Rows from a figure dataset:

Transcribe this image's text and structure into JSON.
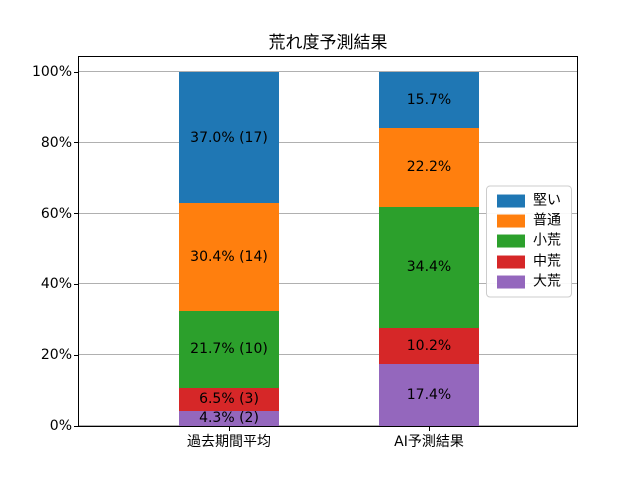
{
  "chart_data": {
    "type": "bar",
    "stacked": true,
    "orientation": "vertical",
    "title": "荒れ度予測結果",
    "categories": [
      "過去期間平均",
      "AI予測結果"
    ],
    "series": [
      {
        "name": "堅い",
        "color": "#1f77b4",
        "values": [
          37.0,
          15.7
        ],
        "labels": [
          "37.0% (17)",
          "15.7%"
        ]
      },
      {
        "name": "普通",
        "color": "#ff7f0e",
        "values": [
          30.4,
          22.2
        ],
        "labels": [
          "30.4% (14)",
          "22.2%"
        ]
      },
      {
        "name": "小荒",
        "color": "#2ca02c",
        "values": [
          21.7,
          34.4
        ],
        "labels": [
          "21.7% (10)",
          "34.4%"
        ]
      },
      {
        "name": "中荒",
        "color": "#d62728",
        "values": [
          6.5,
          10.2
        ],
        "labels": [
          "6.5% (3)",
          "10.2%"
        ]
      },
      {
        "name": "大荒",
        "color": "#9467bd",
        "values": [
          4.3,
          17.4
        ],
        "labels": [
          "4.3% (2)",
          "17.4%"
        ]
      }
    ],
    "stack_order_bottom_to_top": [
      "大荒",
      "中荒",
      "小荒",
      "普通",
      "堅い"
    ],
    "yticks": [
      {
        "value": 0,
        "label": "0%"
      },
      {
        "value": 20,
        "label": "20%"
      },
      {
        "value": 40,
        "label": "40%"
      },
      {
        "value": 60,
        "label": "60%"
      },
      {
        "value": 80,
        "label": "80%"
      },
      {
        "value": 100,
        "label": "100%"
      }
    ],
    "ylim": [
      0,
      104.8
    ],
    "grid": true,
    "grid_color": "#b0b0b0",
    "legend_position": "center right",
    "value_label_color": "#000000"
  }
}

Aim of the exercise
Gather each line holding the string "name".

Task solution
        "name": "堅い",
        "name": "普通",
        "name": "小荒",
        "name": "中荒",
        "name": "大荒",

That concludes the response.